◆ **Saved entries**:
--*--

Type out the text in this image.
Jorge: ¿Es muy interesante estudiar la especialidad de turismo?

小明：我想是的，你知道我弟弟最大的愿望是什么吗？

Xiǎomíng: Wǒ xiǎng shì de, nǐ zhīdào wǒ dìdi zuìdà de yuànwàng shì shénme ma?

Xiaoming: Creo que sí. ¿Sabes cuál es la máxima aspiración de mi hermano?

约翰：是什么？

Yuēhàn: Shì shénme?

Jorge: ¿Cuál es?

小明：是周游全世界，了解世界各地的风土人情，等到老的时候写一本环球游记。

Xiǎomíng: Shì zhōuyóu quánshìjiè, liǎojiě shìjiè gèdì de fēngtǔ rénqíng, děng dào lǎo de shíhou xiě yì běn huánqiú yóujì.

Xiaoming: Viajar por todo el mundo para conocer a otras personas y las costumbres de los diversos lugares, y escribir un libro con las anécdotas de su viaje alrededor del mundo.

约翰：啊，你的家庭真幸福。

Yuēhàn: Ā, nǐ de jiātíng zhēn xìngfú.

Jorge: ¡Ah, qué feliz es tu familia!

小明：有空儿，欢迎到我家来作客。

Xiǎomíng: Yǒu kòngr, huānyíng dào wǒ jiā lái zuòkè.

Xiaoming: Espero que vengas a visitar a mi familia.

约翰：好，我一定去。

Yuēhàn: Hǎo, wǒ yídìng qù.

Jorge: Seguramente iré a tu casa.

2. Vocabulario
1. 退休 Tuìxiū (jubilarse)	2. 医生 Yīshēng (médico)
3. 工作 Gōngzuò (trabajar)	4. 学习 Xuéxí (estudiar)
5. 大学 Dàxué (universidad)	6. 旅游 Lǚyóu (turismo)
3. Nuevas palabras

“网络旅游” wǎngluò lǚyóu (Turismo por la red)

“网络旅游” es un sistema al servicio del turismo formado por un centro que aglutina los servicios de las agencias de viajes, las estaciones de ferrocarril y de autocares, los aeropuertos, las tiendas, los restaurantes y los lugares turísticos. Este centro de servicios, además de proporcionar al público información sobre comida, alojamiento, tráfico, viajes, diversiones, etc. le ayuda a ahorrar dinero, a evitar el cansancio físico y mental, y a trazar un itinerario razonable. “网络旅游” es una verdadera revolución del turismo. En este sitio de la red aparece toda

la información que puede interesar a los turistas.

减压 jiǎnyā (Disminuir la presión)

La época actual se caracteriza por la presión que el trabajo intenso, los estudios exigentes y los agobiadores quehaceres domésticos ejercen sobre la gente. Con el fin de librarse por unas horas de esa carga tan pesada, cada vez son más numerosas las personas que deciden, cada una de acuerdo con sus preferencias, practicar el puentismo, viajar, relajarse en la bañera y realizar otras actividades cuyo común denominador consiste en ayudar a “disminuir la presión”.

--*--

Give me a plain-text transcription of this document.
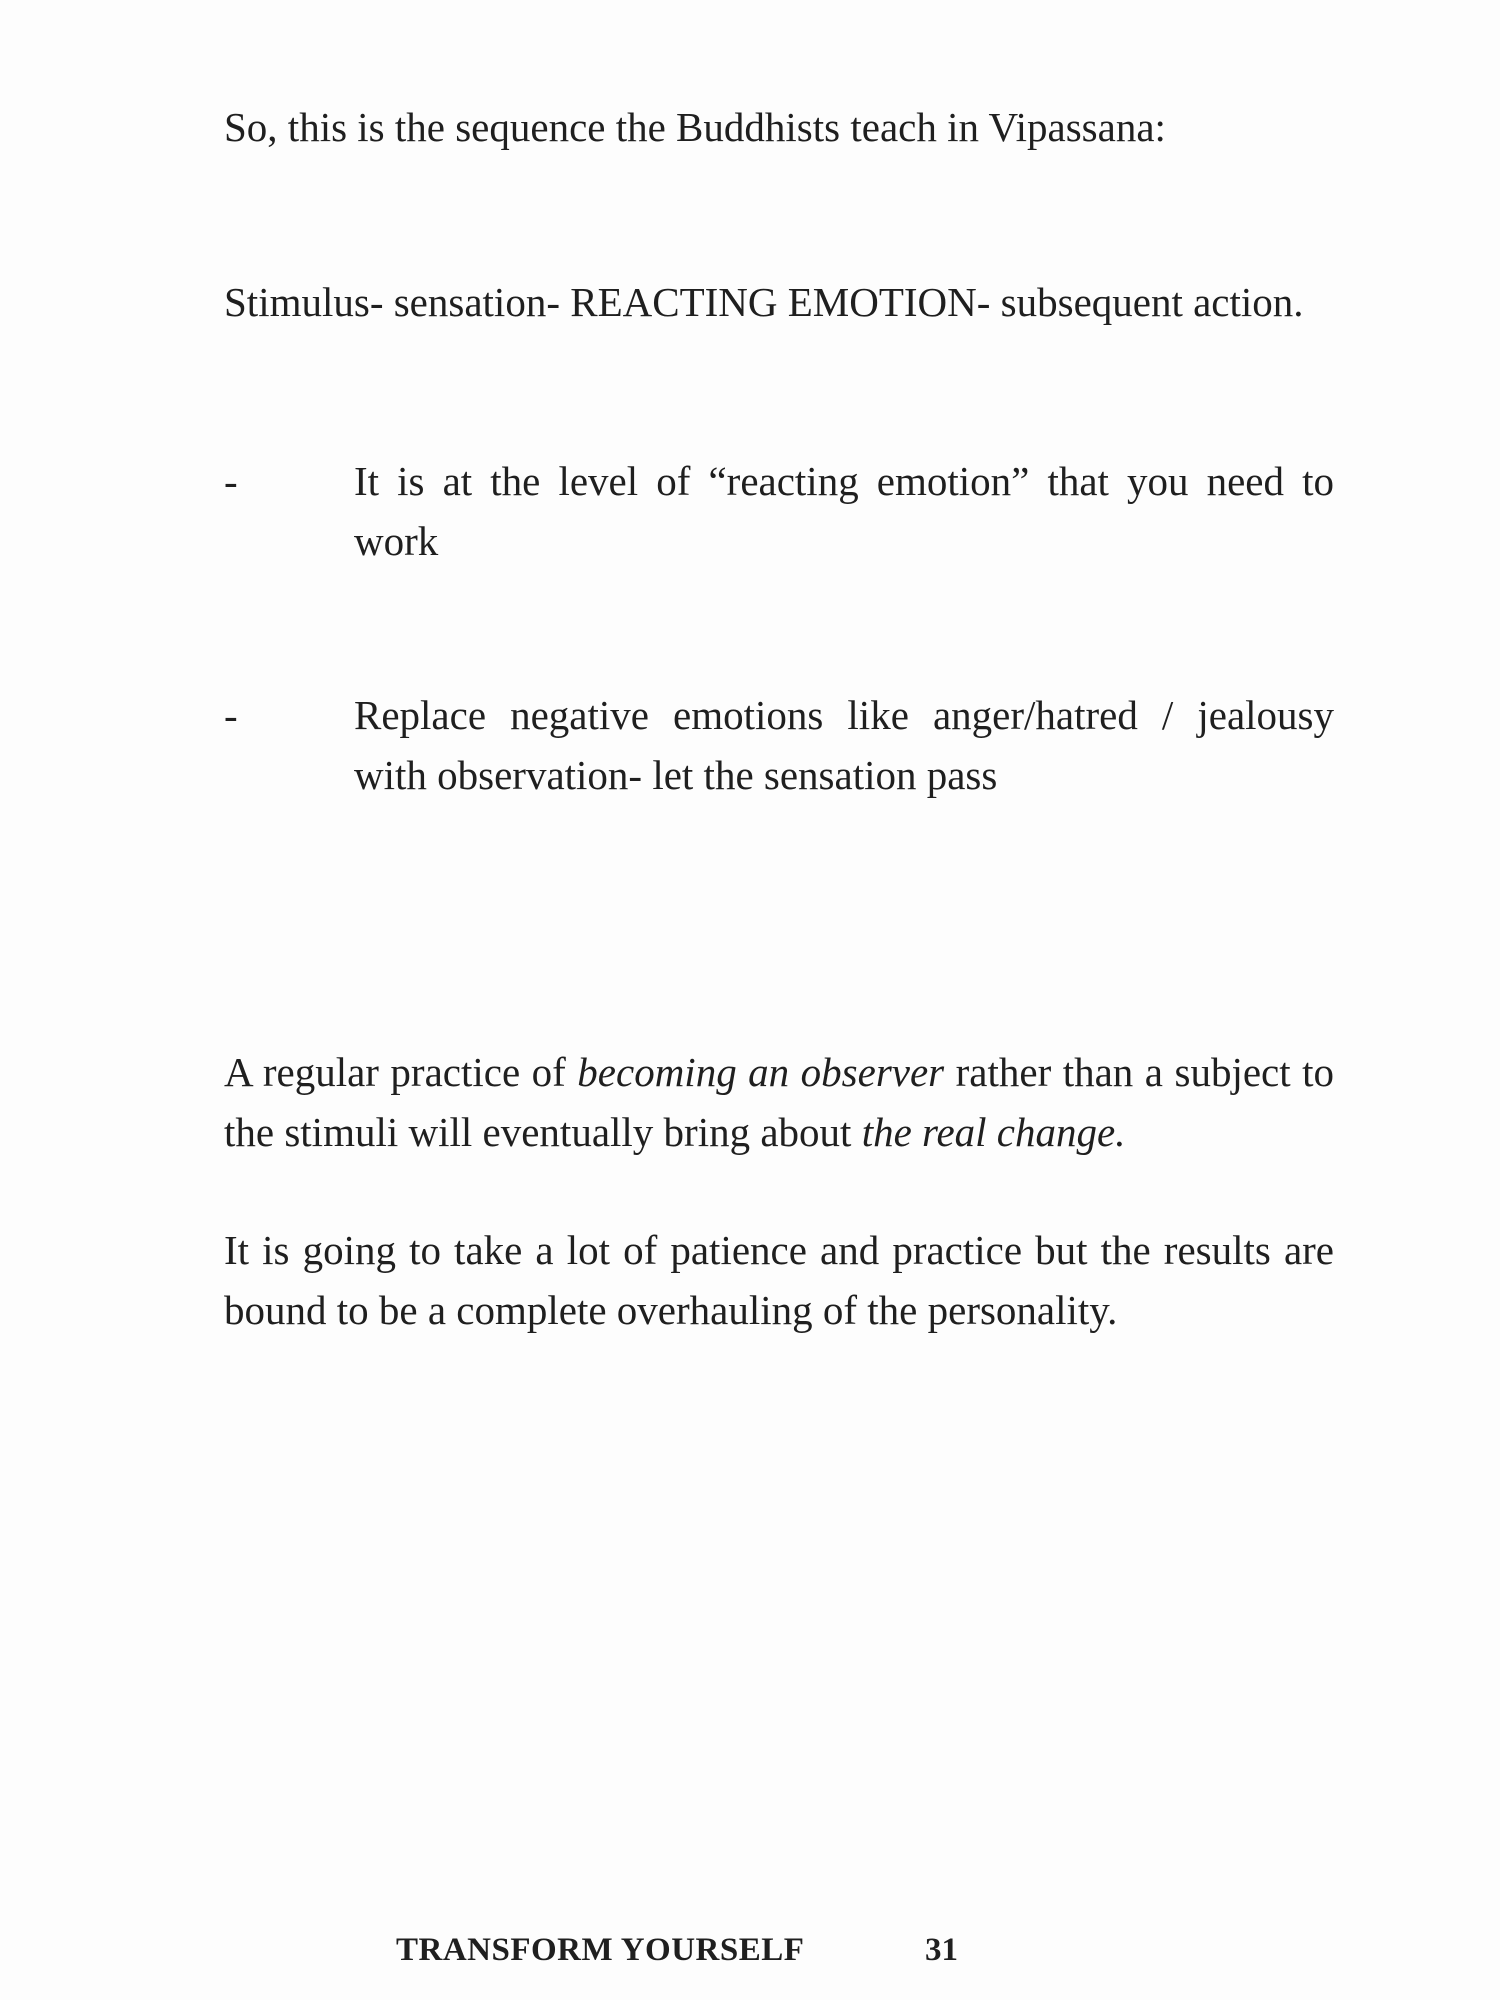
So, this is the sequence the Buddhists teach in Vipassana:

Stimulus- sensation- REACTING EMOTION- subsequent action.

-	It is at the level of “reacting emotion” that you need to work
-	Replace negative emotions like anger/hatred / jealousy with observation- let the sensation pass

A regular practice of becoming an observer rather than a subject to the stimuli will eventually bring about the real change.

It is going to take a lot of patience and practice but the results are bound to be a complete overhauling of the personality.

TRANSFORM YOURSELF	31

--*--

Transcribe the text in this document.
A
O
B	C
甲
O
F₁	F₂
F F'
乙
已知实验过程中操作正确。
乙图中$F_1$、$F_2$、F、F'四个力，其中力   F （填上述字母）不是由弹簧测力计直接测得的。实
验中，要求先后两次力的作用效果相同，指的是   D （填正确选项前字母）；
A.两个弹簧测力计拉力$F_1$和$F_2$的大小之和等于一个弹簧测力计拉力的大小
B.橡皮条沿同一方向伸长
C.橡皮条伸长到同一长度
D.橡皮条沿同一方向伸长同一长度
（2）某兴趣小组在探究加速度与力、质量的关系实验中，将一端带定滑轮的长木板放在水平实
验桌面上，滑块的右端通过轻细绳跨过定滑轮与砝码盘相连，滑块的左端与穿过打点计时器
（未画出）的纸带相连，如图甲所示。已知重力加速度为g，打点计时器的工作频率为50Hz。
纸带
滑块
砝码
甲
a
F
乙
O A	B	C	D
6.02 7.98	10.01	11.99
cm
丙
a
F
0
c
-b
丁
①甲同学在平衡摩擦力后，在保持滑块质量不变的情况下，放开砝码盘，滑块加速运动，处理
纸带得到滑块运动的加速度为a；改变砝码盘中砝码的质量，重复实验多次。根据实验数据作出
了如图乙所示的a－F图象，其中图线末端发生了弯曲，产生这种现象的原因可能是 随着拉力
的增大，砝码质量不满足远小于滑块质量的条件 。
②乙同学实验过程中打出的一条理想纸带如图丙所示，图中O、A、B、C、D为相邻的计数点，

--*--

◆ **Requirement**: Show the lines of the records that contain the word "shénme".

◆ **Correct output**:
Xiǎomíng: Wǒ xiǎng shì de, nǐ zhīdào wǒ dìdi zuìdà de yuànwàng shì shénme ma?
Yuēhàn: Shì shénme?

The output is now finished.